__EXTRACTED TEXT__.
━━━━━━━━━━━━━━━━━━━━
When a local Indigenous group organised a rally to protest Aboriginal deaths in custody and support BLM, staying home did not seem an option for me. I understood that for an Indigenous Australian the possibility of being arrested and not making it out alive was far more real than that of catching coronavirus.

However, I did consider the possibility of an infectious person from down south coming to the march and spreading the virus. In my mind, I could mitigate this small risk by wearing a face mask and keeping apart from others.

The reality was a little different. 

Around five thousand people, nearly half the population of our town, showed up to the rally. I had a face mask, but very few others did and I discovered how impractical it is to wear it properly. 

My sunglasses would steam up or I would talk to people who couldn’t hear or recognise me, so I would continually adjust the mask or slip it off my mouth, rendering it pretty much useless. As we listened to speakers, marched and took a knee for nine minutes, it was simply not feasible to keep a safe distance from each other. 

I was extremely grateful to be at such an emotional and empowering event, but I could not stop the ‘what if?’ question popping up in my mind during the following days. I even rang the Covid 19 hotline to enquire about getting tested, but I did not qualify because I had no symptoms.

Nobody else was worried, so I silenced my doubts and continued with the plan to celebrate my friend’s birthday the next Saturday and visit my parents on Sunday.

There’s something I haven’t told you yet, although it may not come as a surprise. My parents are 76 and 77, and not in good health. My mother is taking cancer medication which suppresses her immune system.
━━━━━━━━━━━━━━━━━━━━
__SOURCE DATA__.
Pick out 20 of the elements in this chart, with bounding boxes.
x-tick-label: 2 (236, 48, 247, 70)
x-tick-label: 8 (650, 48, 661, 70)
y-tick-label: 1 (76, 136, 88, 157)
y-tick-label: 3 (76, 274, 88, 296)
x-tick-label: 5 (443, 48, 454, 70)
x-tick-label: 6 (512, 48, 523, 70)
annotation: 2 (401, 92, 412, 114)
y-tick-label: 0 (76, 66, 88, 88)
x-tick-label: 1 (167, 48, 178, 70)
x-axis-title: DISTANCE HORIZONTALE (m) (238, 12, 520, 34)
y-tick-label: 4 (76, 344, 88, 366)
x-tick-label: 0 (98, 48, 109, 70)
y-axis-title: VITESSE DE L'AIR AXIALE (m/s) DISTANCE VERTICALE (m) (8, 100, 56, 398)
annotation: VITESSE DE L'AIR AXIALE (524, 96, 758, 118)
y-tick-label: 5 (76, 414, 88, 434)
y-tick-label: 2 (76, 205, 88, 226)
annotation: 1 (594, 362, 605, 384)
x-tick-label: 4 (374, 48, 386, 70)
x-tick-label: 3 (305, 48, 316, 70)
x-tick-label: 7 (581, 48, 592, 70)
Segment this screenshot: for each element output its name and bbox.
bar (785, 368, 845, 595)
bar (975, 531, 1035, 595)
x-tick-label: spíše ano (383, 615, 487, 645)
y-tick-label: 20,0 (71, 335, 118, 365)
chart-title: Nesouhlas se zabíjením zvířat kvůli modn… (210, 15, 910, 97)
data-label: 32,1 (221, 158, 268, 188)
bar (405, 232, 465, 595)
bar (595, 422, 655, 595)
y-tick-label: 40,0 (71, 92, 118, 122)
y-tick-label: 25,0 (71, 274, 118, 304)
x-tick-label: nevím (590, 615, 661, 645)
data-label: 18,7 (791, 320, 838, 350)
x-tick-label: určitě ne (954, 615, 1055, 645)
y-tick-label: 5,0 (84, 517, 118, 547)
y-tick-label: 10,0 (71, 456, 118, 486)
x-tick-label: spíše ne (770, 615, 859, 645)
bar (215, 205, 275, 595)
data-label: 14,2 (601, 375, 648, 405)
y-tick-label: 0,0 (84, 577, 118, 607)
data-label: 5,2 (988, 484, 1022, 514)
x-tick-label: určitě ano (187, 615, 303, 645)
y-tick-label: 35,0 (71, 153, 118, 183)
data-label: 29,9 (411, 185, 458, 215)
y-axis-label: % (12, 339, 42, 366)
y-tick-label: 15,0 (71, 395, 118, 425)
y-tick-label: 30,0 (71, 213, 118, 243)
━━━━━━━━━━━━━━━━━━━━
__WHAT THIS TASK INVOLVES__. Decide whether each statement agrees with the rally account, answering yes or no and quoting the words from the account that settle it: (a) Nearly half of the town's population came to the rally. (b) The writer was able to arrange a test through the Covid 19 hotline. (c) The writer's mother takes medication that suppresses her immune system.

__WRITTEN SOLUTION__.
(a) Yes: "Around five thousand people, nearly half the population of our town, showed up to the rally."
(b) No: "I did not qualify because I had no symptoms."
(c) Yes: "My mother is taking cancer medication which suppresses her immune system."